> **Goal of the exercise**
Look through the data and write out every line with the word "Barış" in it.

--- start Source material ---

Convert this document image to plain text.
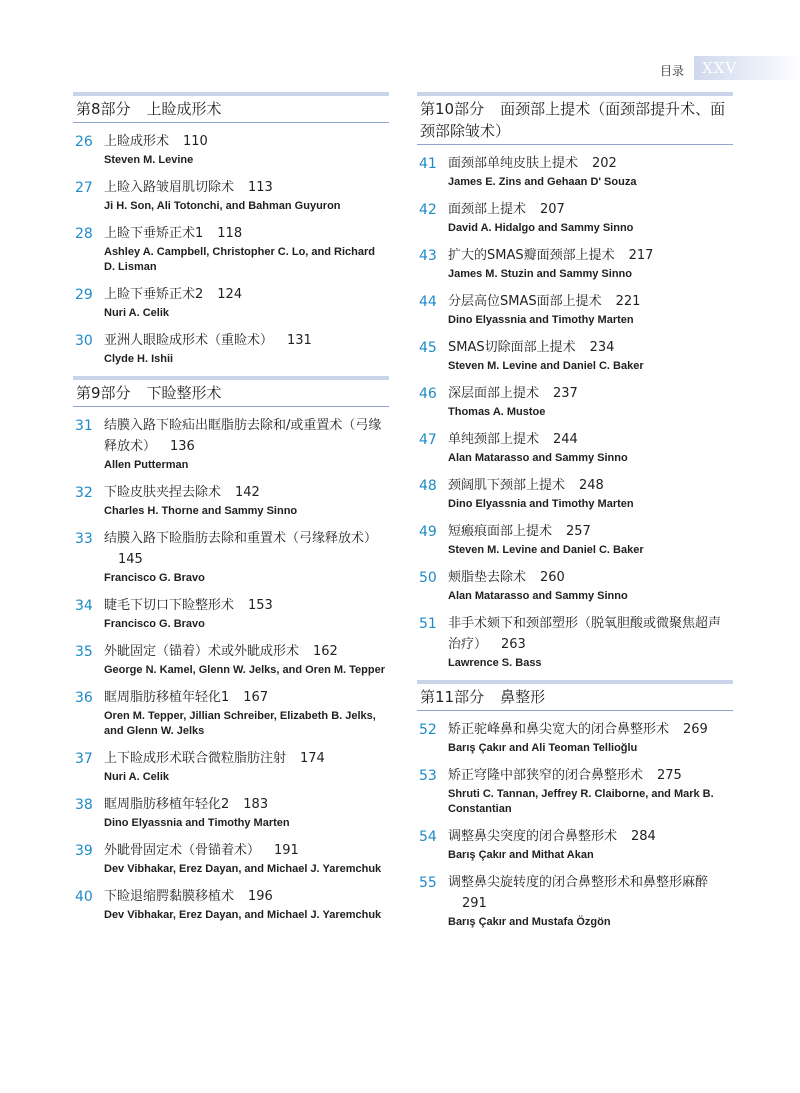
目录 XXV
第8部分 上睑成形术
26 上睑成形术 110
Steven M. Levine
27 上睑入路皱眉肌切除术 113
Ji H. Son, Ali Totonchi, and Bahman Guyuron
28 上睑下垂矫正术1 118
Ashley A. Campbell, Christopher C. Lo, and Richard D. Lisman
29 上睑下垂矫正术2 124
Nuri A. Celik
30 亚洲人眼睑成形术（重睑术） 131
Clyde H. Ishii
第9部分 下睑整形术
31 结膜入路下睑疝出眶脂肪去除和/或重置术（弓缘释放术） 136
Allen Putterman
32 下睑皮肤夹捏去除术 142
Charles H. Thorne and Sammy Sinno
33 结膜入路下睑脂肪去除和重置术（弓缘释放术）145
Francisco G. Bravo
34 睫毛下切口下睑整形术 153
Francisco G. Bravo
35 外眦固定（锚着）术或外眦成形术 162
George N. Kamel, Glenn W. Jelks, and Oren M. Tepper
36 眶周脂肪移植年轻化1 167
Oren M. Tepper, Jillian Schreiber, Elizabeth B. Jelks, and Glenn W. Jelks
37 上下睑成形术联合微粒脂肪注射 174
Nuri A. Celik
38 眶周脂肪移植年轻化2 183
Dino Elyassnia and Timothy Marten
39 外眦骨固定术（骨锚着术） 191
Dev Vibhakar, Erez Dayan, and Michael J. Yaremchuk
40 下睑退缩腭黏膜移植术 196
Dev Vibhakar, Erez Dayan, and Michael J. Yaremchuk
第10部分 面颈部上提术（面颈部提升术、面颈部除皱术）
41 面颈部单纯皮肤上提术 202
James E. Zins and Gehaan D' Souza
42 面颈部上提术 207
David A. Hidalgo and Sammy Sinno
43 扩大的SMAS瓣面颈部上提术 217
James M. Stuzin and Sammy Sinno
44 分层高位SMAS面部上提术 221
Dino Elyassnia and Timothy Marten
45 SMAS切除面部上提术 234
Steven M. Levine and Daniel C. Baker
46 深层面部上提术 237
Thomas A. Mustoe
47 单纯颈部上提术 244
Alan Matarasso and Sammy Sinno
48 颈阔肌下颈部上提术 248
Dino Elyassnia and Timothy Marten
49 短瘢痕面部上提术 257
Steven M. Levine and Daniel C. Baker
50 颊脂垫去除术 260
Alan Matarasso and Sammy Sinno
51 非手术颏下和颈部塑形（脱氧胆酸或微聚焦超声治疗） 263
Lawrence S. Bass
第11部分 鼻整形
52 矫正驼峰鼻和鼻尖宽大的闭合鼻整形术 269
Barış Çakır and Ali Teoman Tellioğlu
53 矫正穹隆中部狭窄的闭合鼻整形术 275
Shruti C. Tannan, Jeffrey R. Claiborne, and Mark B. Constantian
54 调整鼻尖突度的闭合鼻整形术 284
Barış Çakır and Mithat Akan
55 调整鼻尖旋转度的闭合鼻整形术和鼻整形麻醉291
Barış Çakır and Mustafa Özgön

--- end Source material ---

> **Written reply**
Barış Çakır and Ali Teoman Tellioğlu
Barış Çakır and Mithat Akan
Barış Çakır and Mustafa Özgön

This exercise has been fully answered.